* Material supplied
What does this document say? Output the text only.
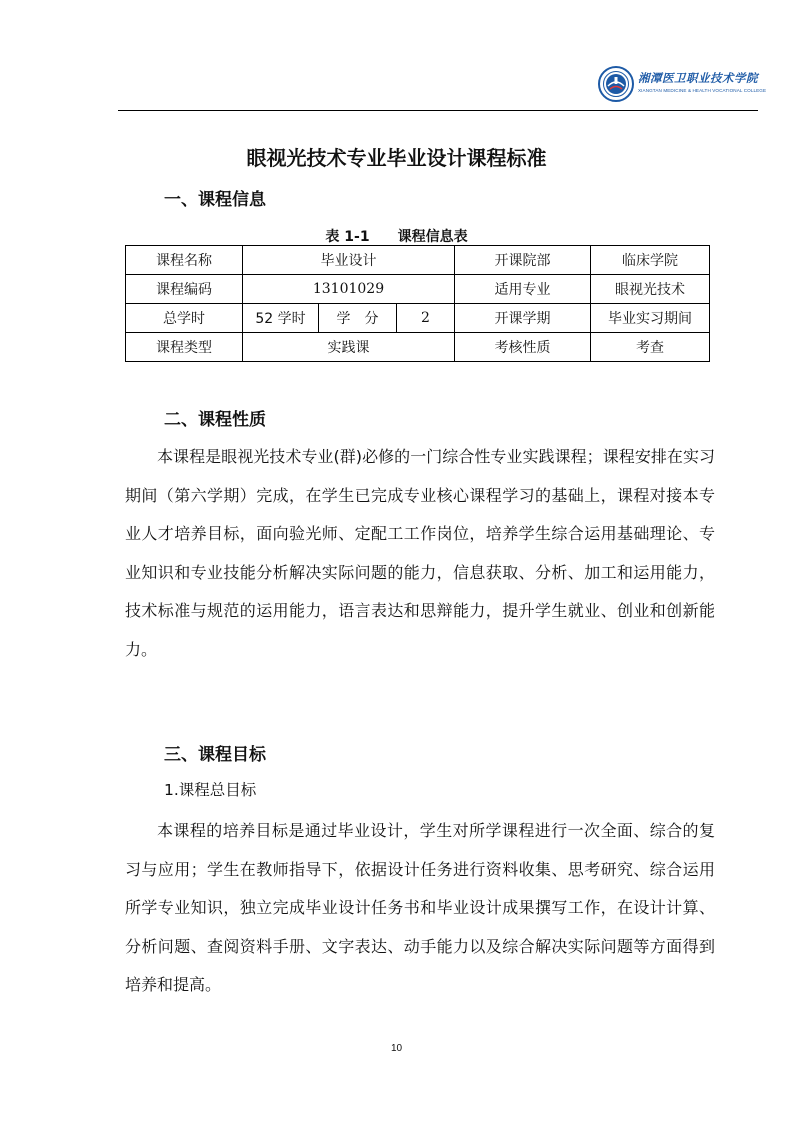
湘潭医卫职业技术学院
XIANGTAN MEDICINE & HEALTH VOCATIONAL COLLEGE
眼视光技术专业毕业设计课程标准
一、课程信息
表 1-1　　课程信息表
课程名称	毕业设计			开课院部	临床学院
课程编码	13101029			适用专业	眼视光技术
总学时	52 学时	学　分	2	开课学期	毕业实习期间
课程类型	实践课			考核性质	考查
二、课程性质

本课程是眼视光技术专业(群)必修的一门综合性专业实践课程；课程安排在实习期间（第六学期）完成，在学生已完成专业核心课程学习的基础上，课程对接本专业人才培养目标，面向验光师、定配工工作岗位，培养学生综合运用基础理论、专业知识和专业技能分析解决实际问题的能力，信息获取、分析、加工和运用能力，技术标准与规范的运用能力，语言表达和思辩能力，提升学生就业、创业和创新能力。

三、课程目标
1.课程总目标

本课程的培养目标是通过毕业设计，学生对所学课程进行一次全面、综合的复习与应用；学生在教师指导下，依据设计任务进行资料收集、思考研究、综合运用所学专业知识，独立完成毕业设计任务书和毕业设计成果撰写工作，在设计计算、分析问题、查阅资料手册、文字表达、动手能力以及综合解决实际问题等方面得到培养和提高。

10
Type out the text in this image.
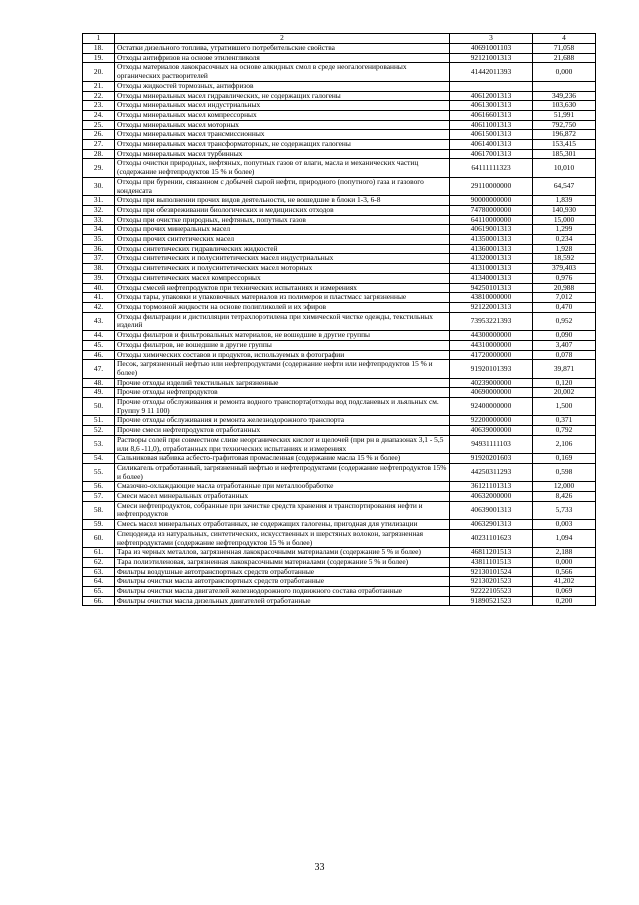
1	2	3	4
18.	Остатки дизельного топлива, утратившего потребительские свойства	40691001103	71,058
19.	Отходы антифризов на основе этиленгликоля	92121001313	21,688
20.	Отходы материалов лакокрасочных на основе алкидных смол в среде неогалогенированных органических растворителей	41442011393	0,000
21.	Отходы жидкостей тормозных, антифризов		
22.	Отходы минеральных масел гидравлических, не содержащих галогены	40612001313	349,236
23.	Отходы минеральных масел индустриальных	40613001313	103,630
24.	Отходы минеральных масел компрессорных	40616601313	51,991
25.	Отходы минеральных масел моторных	40611001313	792,750
26.	Отходы минеральных масел трансмиссионных	40615001313	196,872
27.	Отходы минеральных масел трансформаторных, не содержащих галогены	40614001313	153,415
28.	Отходы минеральных масел турбинных	40617001313	185,301
29.	Отходы очистки природных, нефтяных, попутных газов от влаги, масла и механических частиц (содержание нефтепродуктов 15 % и более)	64111111323	10,010
30.	Отходы при бурении, связанном с добычей сырой нефти, природного (попутного) газа и газового конденсата	29110000000	64,547
31.	Отходы при выполнении прочих видов деятельности, не вошедшие в блоки 1-3, 6-8	90000000000	1,839
32.	Отходы при обезвреживании биологических и медицинских отходов	74780000000	140,930
33.	Отходы при очистке природных, нефтяных, попутных газов	64110000000	15,000
34.	Отходы прочих минеральных масел	40619001313	1,299
35.	Отходы прочих синтетических масел	41350001313	0,234
36.	Отходы синтетических гидравлических жидкостей	41360001313	1,928
37.	Отходы синтетических и полусинтетических масел индустриальных	41320001313	18,592
38.	Отходы синтетических и полусинтетических масел моторных	41310001313	379,403
39.	Отходы синтетических масел компрессорных	41340001313	0,976
40.	Отходы смесей нефтепродуктов при технических испытаниях и измерениях	94250101313	20,988
41.	Отходы тары, упаковки и упаковочных материалов из полимеров и пластмасс загрязненные	43810000000	7,012
42.	Отходы тормозной жидкости на основе полигликолей и их эфиров	92122001313	0,470
43.	Отходы фильтрации и дистилляции тетрахлорэтилена при химической чистке одежды, текстильных изделий	73953221393	0,952
44.	Отходы фильтров и фильтровальных материалов, не вошедшие в другие группы	44300000000	0,090
45.	Отходы фильтров, не вошедшие в другие группы	44310000000	3,407
46.	Отходы химических составов и продуктов, используемых в фотографии	41720000000	0,078
47.	Песок, загрязненный нефтью или нефтепродуктами (содержание нефти или нефтепродуктов 15 % и более)	91920101393	39,871
48.	Прочие отходы изделий текстильных загрязненные	40239000000	0,120
49.	Прочие отходы нефтепродуктов	40690000000	20,002
50.	Прочие отходы обслуживания и ремонта водного транспорта(отходы вод подсланевых и льяльных см. Группу 9 11 100)	92400000000	1,500
51.	Прочие отходы обслуживания и ремонта железнодорожного транспорта	92200000000	0,371
52.	Прочие смеси нефтепродуктов отработанных	40639000000	0,792
53.	Растворы солей при совместном сливе неорганических кислот и щелочей (при рн в диапазонах 3,1 - 5,5 или 8,6 -11,0), отработанных при технических испытаниях и измерениях	94931111103	2,106
54.	Сальниковая набивка асбесто-графитовая промасленная (содержание масла 15 % и более)	91920201603	0,169
55.	Силикагель отработанный, загрязненный нефтью и нефтепродуктами (содержание нефтепродуктов 15% и более)	44250311293	0,598
56.	Смазочно-охлаждающие масла отработанные при металлообработке	36121101313	12,000
57.	Смеси масел минеральных отработанных	40632000000	8,426
58.	Смеси нефтепродуктов, собранные при зачистке средств хранения и транспортирования нефти и нефтепродуктов	40639001313	5,733
59.	Смесь масел минеральных отработанных, не содержащих галогены, пригодная для утилизации	40632901313	0,003
60.	Спецодежда из натуральных, синтетических, искусственных и шерстяных волокон, загрязненная нефтепродуктами (содержание нефтепродуктов 15 % и более)	40231101623	1,094
61.	Тара из черных металлов, загрязненная лакокрасочными материалами (содержание 5 % и более)	46811201513	2,188
62.	Тара полиэтиленовая, загрязненная лакокрасочными материалами (содержание 5 % и более)	43811101513	0,000
63.	Фильтры воздушные автотранспортных средств отработанные	92130101524	0,566
64.	Фильтры очистки масла автотранспортных средств отработанные	92130201523	41,202
65.	Фильтры очистки масла двигателей железнодорожного подвижного состава отработанные	92222105523	0,069
66.	Фильтры очистки масла дизельных двигателей отработанные	91890521523	0,200
33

* Instruction
Show all lines in the entries above where the string "нефтяных" appears.

* Answer to the exercise
29.	Отходы очистки природных, нефтяных, попутных газов от влаги, масла и механических частиц (содержание нефтепродуктов 15 % и более)	64111111323	10,010
33.	Отходы при очистке природных, нефтяных, попутных газов	64110000000	15,000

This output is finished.